■ GOAL OF THE EXERCISE:
With no edits of any kind, print each record that follows.

*** Opening DATASET ***

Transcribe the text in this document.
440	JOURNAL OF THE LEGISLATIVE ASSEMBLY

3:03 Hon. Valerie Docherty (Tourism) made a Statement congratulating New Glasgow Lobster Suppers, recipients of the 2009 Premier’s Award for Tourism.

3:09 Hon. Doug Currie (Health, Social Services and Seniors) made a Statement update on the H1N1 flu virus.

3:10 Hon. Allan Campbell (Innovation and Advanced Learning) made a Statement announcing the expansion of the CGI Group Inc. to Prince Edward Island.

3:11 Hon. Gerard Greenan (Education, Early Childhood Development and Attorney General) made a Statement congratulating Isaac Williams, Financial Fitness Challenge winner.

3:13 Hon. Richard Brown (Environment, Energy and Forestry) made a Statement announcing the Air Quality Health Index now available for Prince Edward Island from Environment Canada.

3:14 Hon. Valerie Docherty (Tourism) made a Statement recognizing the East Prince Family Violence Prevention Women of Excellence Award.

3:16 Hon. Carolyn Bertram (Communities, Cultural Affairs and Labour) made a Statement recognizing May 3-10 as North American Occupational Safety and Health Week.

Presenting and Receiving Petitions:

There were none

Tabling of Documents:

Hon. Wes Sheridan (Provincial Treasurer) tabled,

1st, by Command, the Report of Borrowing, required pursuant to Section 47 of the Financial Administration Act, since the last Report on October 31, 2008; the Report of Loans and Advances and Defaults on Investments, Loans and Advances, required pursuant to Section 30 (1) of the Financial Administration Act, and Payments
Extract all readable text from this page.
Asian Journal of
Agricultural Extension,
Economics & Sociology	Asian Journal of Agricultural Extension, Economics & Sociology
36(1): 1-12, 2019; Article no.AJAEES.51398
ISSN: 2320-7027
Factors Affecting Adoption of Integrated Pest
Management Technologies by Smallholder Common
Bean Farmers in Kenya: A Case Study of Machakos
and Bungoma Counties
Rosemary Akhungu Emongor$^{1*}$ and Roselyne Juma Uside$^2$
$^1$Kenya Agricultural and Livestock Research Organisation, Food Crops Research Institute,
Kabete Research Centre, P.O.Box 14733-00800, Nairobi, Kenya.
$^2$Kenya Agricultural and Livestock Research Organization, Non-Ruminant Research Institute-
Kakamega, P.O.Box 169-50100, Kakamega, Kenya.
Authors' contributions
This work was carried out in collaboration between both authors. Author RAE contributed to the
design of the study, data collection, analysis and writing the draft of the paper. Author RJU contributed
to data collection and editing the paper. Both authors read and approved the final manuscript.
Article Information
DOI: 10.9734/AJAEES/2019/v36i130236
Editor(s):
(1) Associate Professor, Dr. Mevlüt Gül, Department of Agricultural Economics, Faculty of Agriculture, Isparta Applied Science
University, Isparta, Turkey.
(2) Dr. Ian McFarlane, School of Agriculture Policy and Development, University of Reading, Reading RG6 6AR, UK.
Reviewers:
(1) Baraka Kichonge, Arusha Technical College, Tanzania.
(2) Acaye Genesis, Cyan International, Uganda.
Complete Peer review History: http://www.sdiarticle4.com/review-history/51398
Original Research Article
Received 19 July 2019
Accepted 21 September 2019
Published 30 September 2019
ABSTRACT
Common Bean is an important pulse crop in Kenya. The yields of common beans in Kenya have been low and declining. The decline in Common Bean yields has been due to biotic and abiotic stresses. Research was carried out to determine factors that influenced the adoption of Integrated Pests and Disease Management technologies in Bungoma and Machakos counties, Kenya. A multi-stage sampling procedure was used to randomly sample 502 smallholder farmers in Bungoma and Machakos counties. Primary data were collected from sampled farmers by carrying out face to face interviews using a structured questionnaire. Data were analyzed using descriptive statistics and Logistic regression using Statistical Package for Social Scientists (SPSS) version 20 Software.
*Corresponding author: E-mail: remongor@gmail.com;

*** Closing DATASET ***

■ RESULT OF THE TASK:
Transcribe the text in this document.
440	JOURNAL OF THE LEGISLATIVE ASSEMBLY

3:03 Hon. Valerie Docherty (Tourism) made a Statement congratulating New Glasgow Lobster Suppers, recipients of the 2009 Premier’s Award for Tourism.

3:09 Hon. Doug Currie (Health, Social Services and Seniors) made a Statement update on the H1N1 flu virus.

3:10 Hon. Allan Campbell (Innovation and Advanced Learning) made a Statement announcing the expansion of the CGI Group Inc. to Prince Edward Island.

3:11 Hon. Gerard Greenan (Education, Early Childhood Development and Attorney General) made a Statement congratulating Isaac Williams, Financial Fitness Challenge winner.

3:13 Hon. Richard Brown (Environment, Energy and Forestry) made a Statement announcing the Air Quality Health Index now available for Prince Edward Island from Environment Canada.

3:14 Hon. Valerie Docherty (Tourism) made a Statement recognizing the East Prince Family Violence Prevention Women of Excellence Award.

3:16 Hon. Carolyn Bertram (Communities, Cultural Affairs and Labour) made a Statement recognizing May 3-10 as North American Occupational Safety and Health Week.

Presenting and Receiving Petitions:

There were none

Tabling of Documents:

Hon. Wes Sheridan (Provincial Treasurer) tabled,

1st, by Command, the Report of Borrowing, required pursuant to Section 47 of the Financial Administration Act, since the last Report on October 31, 2008; the Report of Loans and Advances and Defaults on Investments, Loans and Advances, required pursuant to Section 30 (1) of the Financial Administration Act, and Payments
Extract all readable text from this page.
Asian Journal of
Agricultural Extension,
Economics & Sociology	Asian Journal of Agricultural Extension, Economics & Sociology
36(1): 1-12, 2019; Article no.AJAEES.51398
ISSN: 2320-7027
Factors Affecting Adoption of Integrated Pest
Management Technologies by Smallholder Common
Bean Farmers in Kenya: A Case Study of Machakos
and Bungoma Counties
Rosemary Akhungu Emongor$^{1*}$ and Roselyne Juma Uside$^2$
$^1$Kenya Agricultural and Livestock Research Organisation, Food Crops Research Institute,
Kabete Research Centre, P.O.Box 14733-00800, Nairobi, Kenya.
$^2$Kenya Agricultural and Livestock Research Organization, Non-Ruminant Research Institute-
Kakamega, P.O.Box 169-50100, Kakamega, Kenya.
Authors' contributions
This work was carried out in collaboration between both authors. Author RAE contributed to the
design of the study, data collection, analysis and writing the draft of the paper. Author RJU contributed
to data collection and editing the paper. Both authors read and approved the final manuscript.
Article Information
DOI: 10.9734/AJAEES/2019/v36i130236
Editor(s):
(1) Associate Professor, Dr. Mevlüt Gül, Department of Agricultural Economics, Faculty of Agriculture, Isparta Applied Science
University, Isparta, Turkey.
(2) Dr. Ian McFarlane, School of Agriculture Policy and Development, University of Reading, Reading RG6 6AR, UK.
Reviewers:
(1) Baraka Kichonge, Arusha Technical College, Tanzania.
(2) Acaye Genesis, Cyan International, Uganda.
Complete Peer review History: http://www.sdiarticle4.com/review-history/51398
Original Research Article
Received 19 July 2019
Accepted 21 September 2019
Published 30 September 2019
ABSTRACT
Common Bean is an important pulse crop in Kenya. The yields of common beans in Kenya have been low and declining. The decline in Common Bean yields has been due to biotic and abiotic stresses. Research was carried out to determine factors that influenced the adoption of Integrated Pests and Disease Management technologies in Bungoma and Machakos counties, Kenya. A multi-stage sampling procedure was used to randomly sample 502 smallholder farmers in Bungoma and Machakos counties. Primary data were collected from sampled farmers by carrying out face to face interviews using a structured questionnaire. Data were analyzed using descriptive statistics and Logistic regression using Statistical Package for Social Scientists (SPSS) version 20 Software.
*Corresponding author: E-mail: remongor@gmail.com;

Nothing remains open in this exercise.